>> BEGIN TASK MATERIAL

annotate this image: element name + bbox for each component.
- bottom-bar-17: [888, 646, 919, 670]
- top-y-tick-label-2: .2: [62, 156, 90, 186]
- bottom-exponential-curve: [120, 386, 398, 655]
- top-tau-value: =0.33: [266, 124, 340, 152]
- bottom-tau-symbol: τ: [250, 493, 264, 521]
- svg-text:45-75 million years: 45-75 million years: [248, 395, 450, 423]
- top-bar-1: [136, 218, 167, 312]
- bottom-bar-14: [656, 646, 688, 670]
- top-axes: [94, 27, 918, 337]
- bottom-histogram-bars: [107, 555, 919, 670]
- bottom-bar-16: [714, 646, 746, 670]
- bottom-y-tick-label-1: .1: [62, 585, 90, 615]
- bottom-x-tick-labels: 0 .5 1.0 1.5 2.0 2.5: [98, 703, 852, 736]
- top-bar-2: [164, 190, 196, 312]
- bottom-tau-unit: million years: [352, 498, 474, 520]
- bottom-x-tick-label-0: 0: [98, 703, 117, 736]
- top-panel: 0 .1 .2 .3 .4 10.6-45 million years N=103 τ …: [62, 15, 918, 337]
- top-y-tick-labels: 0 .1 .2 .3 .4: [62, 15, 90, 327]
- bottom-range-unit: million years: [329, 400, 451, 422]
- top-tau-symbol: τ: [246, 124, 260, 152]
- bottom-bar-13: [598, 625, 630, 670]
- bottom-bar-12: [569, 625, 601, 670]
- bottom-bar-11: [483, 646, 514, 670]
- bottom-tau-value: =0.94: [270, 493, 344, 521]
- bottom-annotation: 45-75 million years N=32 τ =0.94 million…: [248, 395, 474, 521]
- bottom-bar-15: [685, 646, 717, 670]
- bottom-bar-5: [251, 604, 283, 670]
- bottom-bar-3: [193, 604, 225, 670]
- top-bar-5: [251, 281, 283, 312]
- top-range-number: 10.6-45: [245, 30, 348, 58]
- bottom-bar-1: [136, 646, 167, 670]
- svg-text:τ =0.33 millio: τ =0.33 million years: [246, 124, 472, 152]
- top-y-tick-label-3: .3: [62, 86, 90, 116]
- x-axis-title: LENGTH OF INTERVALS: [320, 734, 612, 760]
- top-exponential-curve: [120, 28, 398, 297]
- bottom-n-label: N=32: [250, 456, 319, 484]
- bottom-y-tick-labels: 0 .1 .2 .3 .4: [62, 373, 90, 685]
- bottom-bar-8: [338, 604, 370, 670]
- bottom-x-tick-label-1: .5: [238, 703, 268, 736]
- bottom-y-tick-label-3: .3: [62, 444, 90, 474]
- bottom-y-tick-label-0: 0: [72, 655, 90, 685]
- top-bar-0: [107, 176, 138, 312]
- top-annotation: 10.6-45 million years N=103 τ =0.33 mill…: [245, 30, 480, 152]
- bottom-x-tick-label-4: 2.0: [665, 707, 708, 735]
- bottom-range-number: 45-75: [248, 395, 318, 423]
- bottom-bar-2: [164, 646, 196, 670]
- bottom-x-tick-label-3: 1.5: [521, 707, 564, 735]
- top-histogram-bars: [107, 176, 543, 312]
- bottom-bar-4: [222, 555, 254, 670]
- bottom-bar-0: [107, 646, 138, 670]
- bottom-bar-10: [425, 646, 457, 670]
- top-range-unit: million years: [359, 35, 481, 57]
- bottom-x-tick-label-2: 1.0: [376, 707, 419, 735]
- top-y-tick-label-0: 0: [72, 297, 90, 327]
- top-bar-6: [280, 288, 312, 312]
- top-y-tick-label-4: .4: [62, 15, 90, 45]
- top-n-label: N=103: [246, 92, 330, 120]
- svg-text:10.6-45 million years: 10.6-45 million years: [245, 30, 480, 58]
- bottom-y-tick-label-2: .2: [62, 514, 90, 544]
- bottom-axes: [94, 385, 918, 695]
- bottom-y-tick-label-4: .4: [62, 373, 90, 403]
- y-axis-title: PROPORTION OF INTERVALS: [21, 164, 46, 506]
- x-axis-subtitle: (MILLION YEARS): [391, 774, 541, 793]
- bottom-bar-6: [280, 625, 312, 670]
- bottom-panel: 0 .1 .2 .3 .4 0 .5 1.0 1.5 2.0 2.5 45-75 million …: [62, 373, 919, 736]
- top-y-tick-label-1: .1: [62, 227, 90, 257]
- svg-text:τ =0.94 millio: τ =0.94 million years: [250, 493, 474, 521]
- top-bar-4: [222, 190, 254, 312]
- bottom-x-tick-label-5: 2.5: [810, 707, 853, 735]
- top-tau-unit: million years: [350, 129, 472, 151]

>> END TASK MATERIAL

• GIVEN INSTRUCTION: Copy the data from its first line through the line containing "- bottom-tau-value: =0.94: [270, 493, 344, 521]", changing "million years" to "Myr" and leaving everything else unchanged.

• FULL ANSWER:
annotate this image: element name + bbox for each component.
- bottom-bar-17: [888, 646, 919, 670]
- top-y-tick-label-2: .2: [62, 156, 90, 186]
- bottom-exponential-curve: [120, 386, 398, 655]
- top-tau-value: =0.33: [266, 124, 340, 152]
- bottom-tau-symbol: τ: [250, 493, 264, 521]
- svg-text:45-75 Myr: 45-75 Myr: [248, 395, 450, 423]
- top-bar-1: [136, 218, 167, 312]
- bottom-bar-14: [656, 646, 688, 670]
- top-axes: [94, 27, 918, 337]
- bottom-histogram-bars: [107, 555, 919, 670]
- bottom-bar-16: [714, 646, 746, 670]
- bottom-y-tick-label-1: .1: [62, 585, 90, 615]
- bottom-x-tick-labels: 0 .5 1.0 1.5 2.0 2.5: [98, 703, 852, 736]
- top-bar-2: [164, 190, 196, 312]
- bottom-tau-unit: Myr: [352, 498, 474, 520]
- bottom-x-tick-label-0: 0: [98, 703, 117, 736]
- top-panel: 0 .1 .2 .3 .4 10.6-45 Myr N=103 τ …: [62, 15, 918, 337]
- top-y-tick-labels: 0 .1 .2 .3 .4: [62, 15, 90, 327]
- bottom-range-unit: Myr: [329, 400, 451, 422]
- top-tau-symbol: τ: [246, 124, 260, 152]
- bottom-bar-13: [598, 625, 630, 670]
- bottom-bar-12: [569, 625, 601, 670]
- bottom-bar-11: [483, 646, 514, 670]
- bottom-tau-value: =0.94: [270, 493, 344, 521]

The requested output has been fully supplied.